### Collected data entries

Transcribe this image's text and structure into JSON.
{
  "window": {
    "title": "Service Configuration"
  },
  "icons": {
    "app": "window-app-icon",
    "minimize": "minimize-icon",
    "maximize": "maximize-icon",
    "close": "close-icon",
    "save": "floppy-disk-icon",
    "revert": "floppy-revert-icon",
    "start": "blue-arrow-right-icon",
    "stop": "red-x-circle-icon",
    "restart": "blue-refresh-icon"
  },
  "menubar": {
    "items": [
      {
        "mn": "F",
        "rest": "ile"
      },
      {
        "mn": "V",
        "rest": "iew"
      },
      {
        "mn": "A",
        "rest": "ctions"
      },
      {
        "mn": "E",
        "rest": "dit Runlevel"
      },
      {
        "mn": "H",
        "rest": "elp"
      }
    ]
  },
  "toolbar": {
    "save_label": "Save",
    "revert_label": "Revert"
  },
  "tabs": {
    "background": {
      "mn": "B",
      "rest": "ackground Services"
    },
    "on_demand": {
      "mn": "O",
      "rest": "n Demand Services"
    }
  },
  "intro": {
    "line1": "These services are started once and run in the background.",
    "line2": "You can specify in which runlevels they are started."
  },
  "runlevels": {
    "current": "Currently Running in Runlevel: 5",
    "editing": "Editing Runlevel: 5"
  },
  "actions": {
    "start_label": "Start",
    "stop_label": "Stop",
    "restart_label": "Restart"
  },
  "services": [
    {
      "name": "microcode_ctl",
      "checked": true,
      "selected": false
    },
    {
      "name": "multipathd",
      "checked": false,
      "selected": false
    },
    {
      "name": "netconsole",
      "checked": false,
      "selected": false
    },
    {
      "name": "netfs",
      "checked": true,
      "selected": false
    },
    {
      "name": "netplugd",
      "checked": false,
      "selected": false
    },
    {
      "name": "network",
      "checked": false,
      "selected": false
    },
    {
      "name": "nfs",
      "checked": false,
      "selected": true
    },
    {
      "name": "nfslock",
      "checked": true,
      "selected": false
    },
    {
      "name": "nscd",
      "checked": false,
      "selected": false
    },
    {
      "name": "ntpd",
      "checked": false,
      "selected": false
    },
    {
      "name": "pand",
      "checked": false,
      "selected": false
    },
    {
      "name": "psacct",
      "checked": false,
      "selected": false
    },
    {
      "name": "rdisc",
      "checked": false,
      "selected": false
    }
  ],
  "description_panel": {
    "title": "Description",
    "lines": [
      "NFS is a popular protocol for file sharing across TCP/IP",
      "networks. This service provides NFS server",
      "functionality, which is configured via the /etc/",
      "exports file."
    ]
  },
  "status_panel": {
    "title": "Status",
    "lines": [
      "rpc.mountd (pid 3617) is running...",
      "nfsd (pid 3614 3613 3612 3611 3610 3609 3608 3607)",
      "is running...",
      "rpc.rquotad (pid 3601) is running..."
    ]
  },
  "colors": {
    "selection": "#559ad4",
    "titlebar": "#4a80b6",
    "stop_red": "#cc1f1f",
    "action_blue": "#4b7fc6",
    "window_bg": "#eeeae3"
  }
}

### DIRECTIVE
Collect the complete line wherever the string "floppy" appears in the records.

### SOLUTION FOR THIS TASK
    "save": "floppy-disk-icon",
    "revert": "floppy-revert-icon",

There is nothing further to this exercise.